[Stored data]
>> begin
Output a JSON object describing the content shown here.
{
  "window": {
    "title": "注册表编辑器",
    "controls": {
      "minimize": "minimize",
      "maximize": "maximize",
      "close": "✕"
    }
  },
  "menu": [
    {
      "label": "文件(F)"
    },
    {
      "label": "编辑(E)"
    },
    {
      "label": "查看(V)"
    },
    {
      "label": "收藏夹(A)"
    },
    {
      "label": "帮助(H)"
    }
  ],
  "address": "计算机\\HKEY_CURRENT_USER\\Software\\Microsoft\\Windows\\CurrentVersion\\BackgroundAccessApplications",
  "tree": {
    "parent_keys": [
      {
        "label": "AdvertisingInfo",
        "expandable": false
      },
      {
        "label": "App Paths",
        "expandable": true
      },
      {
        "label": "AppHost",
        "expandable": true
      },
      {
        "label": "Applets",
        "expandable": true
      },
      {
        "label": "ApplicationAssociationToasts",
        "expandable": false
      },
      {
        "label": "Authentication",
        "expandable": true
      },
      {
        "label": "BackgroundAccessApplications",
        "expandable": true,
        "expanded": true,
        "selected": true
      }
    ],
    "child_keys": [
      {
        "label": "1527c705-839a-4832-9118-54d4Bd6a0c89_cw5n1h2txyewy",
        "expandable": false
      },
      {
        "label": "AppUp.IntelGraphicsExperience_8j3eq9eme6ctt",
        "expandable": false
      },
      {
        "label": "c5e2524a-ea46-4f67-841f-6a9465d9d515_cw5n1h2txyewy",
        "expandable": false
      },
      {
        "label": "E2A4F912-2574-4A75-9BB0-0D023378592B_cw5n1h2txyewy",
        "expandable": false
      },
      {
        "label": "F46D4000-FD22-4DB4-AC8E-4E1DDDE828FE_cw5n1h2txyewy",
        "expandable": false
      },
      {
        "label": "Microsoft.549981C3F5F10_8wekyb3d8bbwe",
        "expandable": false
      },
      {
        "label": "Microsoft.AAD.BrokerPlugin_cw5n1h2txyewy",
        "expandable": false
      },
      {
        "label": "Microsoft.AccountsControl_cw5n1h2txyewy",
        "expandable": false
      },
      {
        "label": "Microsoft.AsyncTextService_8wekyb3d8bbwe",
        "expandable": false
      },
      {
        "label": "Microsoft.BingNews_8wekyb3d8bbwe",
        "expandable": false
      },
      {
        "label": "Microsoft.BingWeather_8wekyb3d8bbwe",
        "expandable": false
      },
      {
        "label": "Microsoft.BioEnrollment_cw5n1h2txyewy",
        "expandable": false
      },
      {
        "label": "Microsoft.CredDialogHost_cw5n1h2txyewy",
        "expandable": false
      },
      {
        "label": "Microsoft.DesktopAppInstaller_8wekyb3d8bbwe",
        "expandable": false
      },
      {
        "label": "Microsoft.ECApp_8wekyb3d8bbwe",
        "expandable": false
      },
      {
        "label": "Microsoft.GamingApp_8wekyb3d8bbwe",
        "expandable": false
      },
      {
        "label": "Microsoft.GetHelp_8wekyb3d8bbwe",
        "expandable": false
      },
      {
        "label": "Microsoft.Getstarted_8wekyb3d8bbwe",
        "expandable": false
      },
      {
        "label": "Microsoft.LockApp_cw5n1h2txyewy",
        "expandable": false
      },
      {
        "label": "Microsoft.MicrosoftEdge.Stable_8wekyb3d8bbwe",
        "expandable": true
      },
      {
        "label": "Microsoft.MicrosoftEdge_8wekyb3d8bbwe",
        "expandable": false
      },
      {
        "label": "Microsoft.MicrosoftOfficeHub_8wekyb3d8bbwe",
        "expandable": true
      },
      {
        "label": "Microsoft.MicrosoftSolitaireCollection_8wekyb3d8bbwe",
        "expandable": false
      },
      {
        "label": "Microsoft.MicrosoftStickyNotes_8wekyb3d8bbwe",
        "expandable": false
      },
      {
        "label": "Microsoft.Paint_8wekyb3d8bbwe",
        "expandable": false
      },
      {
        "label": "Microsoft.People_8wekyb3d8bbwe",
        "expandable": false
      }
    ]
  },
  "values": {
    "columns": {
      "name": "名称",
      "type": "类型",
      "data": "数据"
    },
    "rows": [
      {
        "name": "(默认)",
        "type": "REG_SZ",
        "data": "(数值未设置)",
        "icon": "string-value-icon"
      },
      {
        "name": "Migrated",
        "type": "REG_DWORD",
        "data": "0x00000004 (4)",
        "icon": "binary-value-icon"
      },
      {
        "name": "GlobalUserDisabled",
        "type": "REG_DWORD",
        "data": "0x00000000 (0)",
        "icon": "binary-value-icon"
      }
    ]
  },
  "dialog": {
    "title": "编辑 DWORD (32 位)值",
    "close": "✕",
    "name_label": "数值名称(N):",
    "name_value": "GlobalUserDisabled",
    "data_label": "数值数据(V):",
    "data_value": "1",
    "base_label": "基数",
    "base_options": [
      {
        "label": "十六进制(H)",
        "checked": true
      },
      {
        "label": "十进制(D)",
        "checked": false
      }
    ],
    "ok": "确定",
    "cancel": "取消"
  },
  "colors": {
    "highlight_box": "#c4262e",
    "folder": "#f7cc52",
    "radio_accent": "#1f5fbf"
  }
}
>> end
[EXERCISE] Each record above should be output again exactly.

[THE REPLY]
Output a JSON object describing the content shown here.
{
  "window": {
    "title": "注册表编辑器",
    "controls": {
      "minimize": "minimize",
      "maximize": "maximize",
      "close": "✕"
    }
  },
  "menu": [
    {
      "label": "文件(F)"
    },
    {
      "label": "编辑(E)"
    },
    {
      "label": "查看(V)"
    },
    {
      "label": "收藏夹(A)"
    },
    {
      "label": "帮助(H)"
    }
  ],
  "address": "计算机\\HKEY_CURRENT_USER\\Software\\Microsoft\\Windows\\CurrentVersion\\BackgroundAccessApplications",
  "tree": {
    "parent_keys": [
      {
        "label": "AdvertisingInfo",
        "expandable": false
      },
      {
        "label": "App Paths",
        "expandable": true
      },
      {
        "label": "AppHost",
        "expandable": true
      },
      {
        "label": "Applets",
        "expandable": true
      },
      {
        "label": "ApplicationAssociationToasts",
        "expandable": false
      },
      {
        "label": "Authentication",
        "expandable": true
      },
      {
        "label": "BackgroundAccessApplications",
        "expandable": true,
        "expanded": true,
        "selected": true
      }
    ],
    "child_keys": [
      {
        "label": "1527c705-839a-4832-9118-54d4Bd6a0c89_cw5n1h2txyewy",
        "expandable": false
      },
      {
        "label": "AppUp.IntelGraphicsExperience_8j3eq9eme6ctt",
        "expandable": false
      },
      {
        "label": "c5e2524a-ea46-4f67-841f-6a9465d9d515_cw5n1h2txyewy",
        "expandable": false
      },
      {
        "label": "E2A4F912-2574-4A75-9BB0-0D023378592B_cw5n1h2txyewy",
        "expandable": false
      },
      {
        "label": "F46D4000-FD22-4DB4-AC8E-4E1DDDE828FE_cw5n1h2txyewy",
        "expandable": false
      },
      {
        "label": "Microsoft.549981C3F5F10_8wekyb3d8bbwe",
        "expandable": false
      },
      {
        "label": "Microsoft.AAD.BrokerPlugin_cw5n1h2txyewy",
        "expandable": false
      },
      {
        "label": "Microsoft.AccountsControl_cw5n1h2txyewy",
        "expandable": false
      },
      {
        "label": "Microsoft.AsyncTextService_8wekyb3d8bbwe",
        "expandable": false
      },
      {
        "label": "Microsoft.BingNews_8wekyb3d8bbwe",
        "expandable": false
      },
      {
        "label": "Microsoft.BingWeather_8wekyb3d8bbwe",
        "expandable": false
      },
      {
        "label": "Microsoft.BioEnrollment_cw5n1h2txyewy",
        "expandable": false
      },
      {
        "label": "Microsoft.CredDialogHost_cw5n1h2txyewy",
        "expandable": false
      },
      {
        "label": "Microsoft.DesktopAppInstaller_8wekyb3d8bbwe",
        "expandable": false
      },
      {
        "label": "Microsoft.ECApp_8wekyb3d8bbwe",
        "expandable": false
      },
      {
        "label": "Microsoft.GamingApp_8wekyb3d8bbwe",
        "expandable": false
      },
      {
        "label": "Microsoft.GetHelp_8wekyb3d8bbwe",
        "expandable": false
      },
      {
        "label": "Microsoft.Getstarted_8wekyb3d8bbwe",
        "expandable": false
      },
      {
        "label": "Microsoft.LockApp_cw5n1h2txyewy",
        "expandable": false
      },
      {
        "label": "Microsoft.MicrosoftEdge.Stable_8wekyb3d8bbwe",
        "expandable": true
      },
      {
        "label": "Microsoft.MicrosoftEdge_8wekyb3d8bbwe",
        "expandable": false
      },
      {
        "label": "Microsoft.MicrosoftOfficeHub_8wekyb3d8bbwe",
        "expandable": true
      },
      {
        "label": "Microsoft.MicrosoftSolitaireCollection_8wekyb3d8bbwe",
        "expandable": false
      },
      {
        "label": "Microsoft.MicrosoftStickyNotes_8wekyb3d8bbwe",
        "expandable": false
      },
      {
        "label": "Microsoft.Paint_8wekyb3d8bbwe",
        "expandable": false
      },
      {
        "label": "Microsoft.People_8wekyb3d8bbwe",
        "expandable": false
      }
    ]
  },
  "values": {
    "columns": {
      "name": "名称",
      "type": "类型",
      "data": "数据"
    },
    "rows": [
      {
        "name": "(默认)",
        "type": "REG_SZ",
        "data": "(数值未设置)",
        "icon": "string-value-icon"
      },
      {
        "name": "Migrated",
        "type": "REG_DWORD",
        "data": "0x00000004 (4)",
        "icon": "binary-value-icon"
      },
      {
        "name": "GlobalUserDisabled",
        "type": "REG_DWORD",
        "data": "0x00000000 (0)",
        "icon": "binary-value-icon"
      }
    ]
  },
  "dialog": {
    "title": "编辑 DWORD (32 位)值",
    "close": "✕",
    "name_label": "数值名称(N):",
    "name_value": "GlobalUserDisabled",
    "data_label": "数值数据(V):",
    "data_value": "1",
    "base_label": "基数",
    "base_options": [
      {
        "label": "十六进制(H)",
        "checked": true
      },
      {
        "label": "十进制(D)",
        "checked": false
      }
    ],
    "ok": "确定",
    "cancel": "取消"
  },
  "colors": {
    "highlight_box": "#c4262e",
    "folder": "#f7cc52",
    "radio_accent": "#1f5fbf"
  }
}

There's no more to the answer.